What to do — Output all lines exactly, with nothing added or dropped.

Dataset extract —
• • •

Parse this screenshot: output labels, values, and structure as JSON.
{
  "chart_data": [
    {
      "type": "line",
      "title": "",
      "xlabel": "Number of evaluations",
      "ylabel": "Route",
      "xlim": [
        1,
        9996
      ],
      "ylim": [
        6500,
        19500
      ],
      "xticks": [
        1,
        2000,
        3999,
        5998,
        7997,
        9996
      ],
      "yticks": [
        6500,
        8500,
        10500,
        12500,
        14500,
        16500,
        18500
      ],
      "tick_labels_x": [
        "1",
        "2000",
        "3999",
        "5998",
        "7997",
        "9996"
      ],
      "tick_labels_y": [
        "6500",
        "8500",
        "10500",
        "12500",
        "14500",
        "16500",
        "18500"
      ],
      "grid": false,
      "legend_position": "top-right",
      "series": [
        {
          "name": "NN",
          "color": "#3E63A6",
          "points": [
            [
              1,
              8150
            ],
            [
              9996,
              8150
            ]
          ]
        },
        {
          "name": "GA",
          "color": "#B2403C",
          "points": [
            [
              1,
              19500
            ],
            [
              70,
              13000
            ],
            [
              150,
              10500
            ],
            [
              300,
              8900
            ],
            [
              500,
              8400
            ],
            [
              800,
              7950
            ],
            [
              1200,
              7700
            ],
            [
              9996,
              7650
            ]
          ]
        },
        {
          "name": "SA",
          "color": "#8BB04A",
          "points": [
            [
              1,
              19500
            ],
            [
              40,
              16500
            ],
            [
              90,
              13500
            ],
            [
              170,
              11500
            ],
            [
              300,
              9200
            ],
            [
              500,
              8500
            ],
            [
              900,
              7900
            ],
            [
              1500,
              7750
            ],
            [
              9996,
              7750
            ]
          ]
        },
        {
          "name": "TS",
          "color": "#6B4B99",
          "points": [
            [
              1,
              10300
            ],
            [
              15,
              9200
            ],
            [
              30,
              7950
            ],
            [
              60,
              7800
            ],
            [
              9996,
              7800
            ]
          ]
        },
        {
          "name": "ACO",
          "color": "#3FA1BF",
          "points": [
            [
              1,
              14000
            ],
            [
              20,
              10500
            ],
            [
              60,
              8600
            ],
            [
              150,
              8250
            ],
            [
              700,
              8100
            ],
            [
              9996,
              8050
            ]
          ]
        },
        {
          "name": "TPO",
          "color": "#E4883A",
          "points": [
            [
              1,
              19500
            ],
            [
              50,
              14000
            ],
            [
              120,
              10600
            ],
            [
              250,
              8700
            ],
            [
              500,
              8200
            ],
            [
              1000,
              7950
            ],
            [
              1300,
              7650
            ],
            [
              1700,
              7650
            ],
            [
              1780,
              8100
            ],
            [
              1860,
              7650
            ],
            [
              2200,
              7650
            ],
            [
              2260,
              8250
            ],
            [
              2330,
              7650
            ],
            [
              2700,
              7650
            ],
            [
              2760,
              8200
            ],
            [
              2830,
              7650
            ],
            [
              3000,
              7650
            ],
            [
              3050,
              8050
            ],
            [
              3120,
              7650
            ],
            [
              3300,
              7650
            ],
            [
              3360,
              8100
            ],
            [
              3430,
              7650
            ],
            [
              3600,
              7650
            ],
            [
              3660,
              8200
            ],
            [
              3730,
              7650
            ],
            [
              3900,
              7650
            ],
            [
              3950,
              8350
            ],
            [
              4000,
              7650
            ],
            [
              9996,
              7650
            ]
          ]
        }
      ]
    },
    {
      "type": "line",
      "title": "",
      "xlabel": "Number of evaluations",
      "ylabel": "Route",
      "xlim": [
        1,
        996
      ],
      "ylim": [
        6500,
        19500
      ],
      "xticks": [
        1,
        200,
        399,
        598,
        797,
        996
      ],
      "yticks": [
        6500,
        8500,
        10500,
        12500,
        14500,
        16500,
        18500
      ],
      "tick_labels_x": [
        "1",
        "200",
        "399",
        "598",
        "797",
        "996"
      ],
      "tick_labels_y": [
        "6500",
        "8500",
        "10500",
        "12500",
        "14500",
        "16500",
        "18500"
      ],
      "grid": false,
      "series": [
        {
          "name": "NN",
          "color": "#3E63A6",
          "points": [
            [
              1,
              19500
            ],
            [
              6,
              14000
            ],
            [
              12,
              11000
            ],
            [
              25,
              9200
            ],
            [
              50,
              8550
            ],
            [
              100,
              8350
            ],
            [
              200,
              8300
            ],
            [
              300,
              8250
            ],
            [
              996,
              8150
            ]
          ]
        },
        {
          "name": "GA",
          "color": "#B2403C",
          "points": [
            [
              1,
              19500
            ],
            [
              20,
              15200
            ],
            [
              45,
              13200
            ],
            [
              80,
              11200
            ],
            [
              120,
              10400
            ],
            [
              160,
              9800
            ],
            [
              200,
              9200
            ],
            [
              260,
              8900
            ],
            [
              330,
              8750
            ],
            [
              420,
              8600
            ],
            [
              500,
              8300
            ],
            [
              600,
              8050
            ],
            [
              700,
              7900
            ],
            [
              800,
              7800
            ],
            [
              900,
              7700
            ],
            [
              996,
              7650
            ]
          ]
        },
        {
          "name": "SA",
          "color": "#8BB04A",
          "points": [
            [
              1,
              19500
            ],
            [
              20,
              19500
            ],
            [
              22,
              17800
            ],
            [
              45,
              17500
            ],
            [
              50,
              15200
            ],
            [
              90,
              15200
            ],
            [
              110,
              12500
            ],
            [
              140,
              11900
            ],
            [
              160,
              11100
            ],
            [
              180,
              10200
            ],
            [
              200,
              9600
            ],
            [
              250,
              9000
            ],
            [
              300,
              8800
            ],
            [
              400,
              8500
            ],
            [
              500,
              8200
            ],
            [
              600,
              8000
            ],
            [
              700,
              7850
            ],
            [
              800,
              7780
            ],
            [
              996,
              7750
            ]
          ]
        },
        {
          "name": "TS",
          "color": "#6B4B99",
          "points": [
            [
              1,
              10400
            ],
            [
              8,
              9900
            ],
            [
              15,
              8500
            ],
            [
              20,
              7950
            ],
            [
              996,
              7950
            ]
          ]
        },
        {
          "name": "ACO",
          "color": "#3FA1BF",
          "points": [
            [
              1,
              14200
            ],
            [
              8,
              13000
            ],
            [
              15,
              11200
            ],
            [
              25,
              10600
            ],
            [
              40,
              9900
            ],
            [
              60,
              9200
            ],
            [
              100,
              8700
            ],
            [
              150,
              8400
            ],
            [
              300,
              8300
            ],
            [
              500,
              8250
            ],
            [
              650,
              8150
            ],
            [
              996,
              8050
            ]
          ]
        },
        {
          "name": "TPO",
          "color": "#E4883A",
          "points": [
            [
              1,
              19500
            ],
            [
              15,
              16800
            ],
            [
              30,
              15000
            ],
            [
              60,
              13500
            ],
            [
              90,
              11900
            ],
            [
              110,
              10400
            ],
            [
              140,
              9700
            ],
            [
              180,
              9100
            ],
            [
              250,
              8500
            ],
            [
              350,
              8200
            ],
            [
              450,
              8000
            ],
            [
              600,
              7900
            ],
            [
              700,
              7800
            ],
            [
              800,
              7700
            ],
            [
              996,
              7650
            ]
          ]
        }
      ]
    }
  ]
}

• • •

Exercise response —
Parse this screenshot: output labels, values, and structure as JSON.
{
  "chart_data": [
    {
      "type": "line",
      "title": "",
      "xlabel": "Number of evaluations",
      "ylabel": "Route",
      "xlim": [
        1,
        9996
      ],
      "ylim": [
        6500,
        19500
      ],
      "xticks": [
        1,
        2000,
        3999,
        5998,
        7997,
        9996
      ],
      "yticks": [
        6500,
        8500,
        10500,
        12500,
        14500,
        16500,
        18500
      ],
      "tick_labels_x": [
        "1",
        "2000",
        "3999",
        "5998",
        "7997",
        "9996"
      ],
      "tick_labels_y": [
        "6500",
        "8500",
        "10500",
        "12500",
        "14500",
        "16500",
        "18500"
      ],
      "grid": false,
      "legend_position": "top-right",
      "series": [
        {
          "name": "NN",
          "color": "#3E63A6",
          "points": [
            [
              1,
              8150
            ],
            [
              9996,
              8150
            ]
          ]
        },
        {
          "name": "GA",
          "color": "#B2403C",
          "points": [
            [
              1,
              19500
            ],
            [
              70,
              13000
            ],
            [
              150,
              10500
            ],
            [
              300,
              8900
            ],
            [
              500,
              8400
            ],
            [
              800,
              7950
            ],
            [
              1200,
              7700
            ],
            [
              9996,
              7650
            ]
          ]
        },
        {
          "name": "SA",
          "color": "#8BB04A",
          "points": [
            [
              1,
              19500
            ],
            [
              40,
              16500
            ],
            [
              90,
              13500
            ],
            [
              170,
              11500
            ],
            [
              300,
              9200
            ],
            [
              500,
              8500
            ],
            [
              900,
              7900
            ],
            [
              1500,
              7750
            ],
            [
              9996,
              7750
            ]
          ]
        },
        {
          "name": "TS",
          "color": "#6B4B99",
          "points": [
            [
              1,
              10300
            ],
            [
              15,
              9200
            ],
            [
              30,
              7950
            ],
            [
              60,
              7800
            ],
            [
              9996,
              7800
            ]
          ]
        },
        {
          "name": "ACO",
          "color": "#3FA1BF",
          "points": [
            [
              1,
              14000
            ],
            [
              20,
              10500
            ],
            [
              60,
              8600
            ],
            [
              150,
              8250
            ],
            [
              700,
              8100
            ],
            [
              9996,
              8050
            ]
          ]
        },
        {
          "name": "TPO",
          "color": "#E4883A",
          "points": [
            [
              1,
              19500
            ],
            [
              50,
              14000
            ],
            [
              120,
              10600
            ],
            [
              250,
              8700
            ],
            [
              500,
              8200
            ],
            [
              1000,
              7950
            ],
            [
              1300,
              7650
            ],
            [
              1700,
              7650
            ],
            [
              1780,
              8100
            ],
            [
              1860,
              7650
            ],
            [
              2200,
              7650
            ],
            [
              2260,
              8250
            ],
            [
              2330,
              7650
            ],
            [
              2700,
              7650
            ],
            [
              2760,
              8200
            ],
            [
              2830,
              7650
            ],
            [
              3000,
              7650
            ],
            [
              3050,
              8050
            ],
            [
              3120,
              7650
            ],
            [
              3300,
              7650
            ],
            [
              3360,
              8100
            ],
            [
              3430,
              7650
            ],
            [
              3600,
              7650
            ],
            [
              3660,
              8200
            ],
            [
              3730,
              7650
            ],
            [
              3900,
              7650
            ],
            [
              3950,
              8350
            ],
            [
              4000,
              7650
            ],
            [
              9996,
              7650
            ]
          ]
        }
      ]
    },
    {
      "type": "line",
      "title": "",
      "xlabel": "Number of evaluations",
      "ylabel": "Route",
      "xlim": [
        1,
        996
      ],
      "ylim": [
        6500,
        19500
      ],
      "xticks": [
        1,
        200,
        399,
        598,
        797,
        996
      ],
      "yticks": [
        6500,
        8500,
        10500,
        12500,
        14500,
        16500,
        18500
      ],
      "tick_labels_x": [
        "1",
        "200",
        "399",
        "598",
        "797",
        "996"
      ],
      "tick_labels_y": [
        "6500",
        "8500",
        "10500",
        "12500",
        "14500",
        "16500",
        "18500"
      ],
      "grid": false,
      "series": [
        {
          "name": "NN",
          "color": "#3E63A6",
          "points": [
            [
              1,
              19500
            ],
            [
              6,
              14000
            ],
            [
              12,
              11000
            ],
            [
              25,
              9200
            ],
            [
              50,
              8550
            ],
            [
              100,
              8350
            ],
            [
              200,
              8300
            ],
            [
              300,
              8250
            ],
            [
              996,
              8150
            ]
          ]
        },
        {
          "name": "GA",
          "color": "#B2403C",
          "points": [
            [
              1,
              19500
            ],
            [
              20,
              15200
            ],
            [
              45,
              13200
            ],
            [
              80,
              11200
            ],
            [
              120,
              10400
            ],
            [
              160,
              9800
            ],
            [
              200,
              9200
            ],
            [
              260,
              8900
            ],
            [
              330,
              8750
            ],
            [
              420,
              8600
            ],
            [
              500,
              8300
            ],
            [
              600,
              8050
            ],
            [
              700,
              7900
            ],
            [
              800,
              7800
            ],
            [
              900,
              7700
            ],
            [
              996,
              7650
            ]
          ]
        },
        {
          "name": "SA",
          "color": "#8BB04A",
          "points": [
            [
              1,
              19500
            ],
            [
              20,
              19500
            ],
            [
              22,
              17800
            ],
            [
              45,
              17500
            ],
            [
              50,
              15200
            ],
            [
              90,
              15200
            ],
            [
              110,
              12500
            ],
            [
              140,
              11900
            ],
            [
              160,
              11100
            ],
            [
              180,
              10200
            ],
            [
              200,
              9600
            ],
            [
              250,
              9000
            ],
            [
              300,
              8800
            ],
            [
              400,
              8500
            ],
            [
              500,
              8200
            ],
            [
              600,
              8000
            ],
            [
              700,
              7850
            ],
            [
              800,
              7780
            ],
            [
              996,
              7750
            ]
          ]
        },
        {
          "name": "TS",
          "color": "#6B4B99",
          "points": [
            [
              1,
              10400
            ],
            [
              8,
              9900
            ],
            [
              15,
              8500
            ],
            [
              20,
              7950
            ],
            [
              996,
              7950
            ]
          ]
        },
        {
          "name": "ACO",
          "color": "#3FA1BF",
          "points": [
            [
              1,
              14200
            ],
            [
              8,
              13000
            ],
            [
              15,
              11200
            ],
            [
              25,
              10600
            ],
            [
              40,
              9900
            ],
            [
              60,
              9200
            ],
            [
              100,
              8700
            ],
            [
              150,
              8400
            ],
            [
              300,
              8300
            ],
            [
              500,
              8250
            ],
            [
              650,
              8150
            ],
            [
              996,
              8050
            ]
          ]
        },
        {
          "name": "TPO",
          "color": "#E4883A",
          "points": [
            [
              1,
              19500
            ],
            [
              15,
              16800
            ],
            [
              30,
              15000
            ],
            [
              60,
              13500
            ],
            [
              90,
              11900
            ],
            [
              110,
              10400
            ],
            [
              140,
              9700
            ],
            [
              180,
              9100
            ],
            [
              250,
              8500
            ],
            [
              350,
              8200
            ],
            [
              450,
              8000
            ],
            [
              600,
              7900
            ],
            [
              700,
              7800
            ],
            [
              800,
              7700
            ],
            [
              996,
              7650
            ]
          ]
        }
      ]
    }
  ]
}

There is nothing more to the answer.